● **Your instructions**: Work out the number of lines containing "информирования". Give that number alone.

--- start Records to process ---

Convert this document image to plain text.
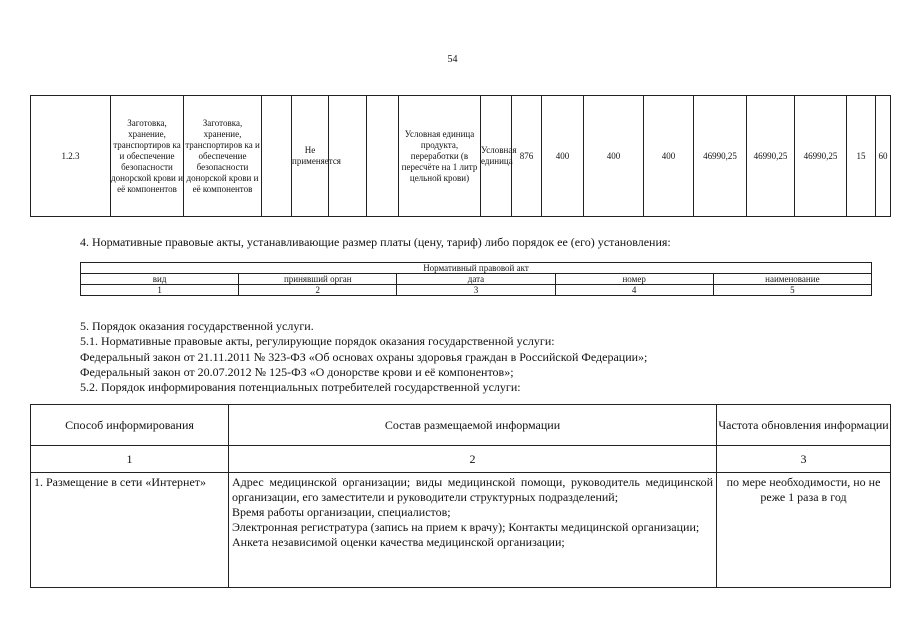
54
1.2.3	Заготовка, хранение, транспортиров ка и обеспечение безопасности донорской крови и её компонентов	Заготовка, хранение, транспортиров ка и обеспечение безопасности донорской крови и её компонентов		Не применяется			Условная единица продукта, переработки (в пересчёте на 1 литр цельной крови)	Условная единица	876	400	400	400	46990,25	46990,25	46990,25	15	60
4. Нормативные правовые акты, устанавливающие размер платы (цену, тариф) либо порядок ее (его) установления:
Нормативный правовой акт				
вид	принявший орган	дата	номер	наименование
1	2	3	4	5
5. Порядок оказания государственной услуги.
5.1. Нормативные правовые акты, регулирующие порядок оказания государственной услуги:
Федеральный закон от 21.11.2011 № 323-ФЗ «Об основах охраны здоровья граждан в Российской Федерации»;
Федеральный закон от 20.07.2012 № 125-ФЗ «О донорстве крови и её компонентов»;
5.2. Порядок информирования потенциальных потребителей государственной услуги:
Способ информирования	Состав размещаемой информации	Частота обновления информации
1	2	3
1. Размещение в сети «Интернет»	Адрес медицинской организации; виды медицинской помощи, руководитель медицинской организации, его заместители и руководители структурных подразделений;

Время работы организации, специалистов;

Электронная регистратура (запись на прием к врачу); Контакты медицинской организации;

Анкета независимой оценки качества медицинской организации;	по мере необходимости, но не реже 1 раза в год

--- end Records to process ---

● **Written response**: 2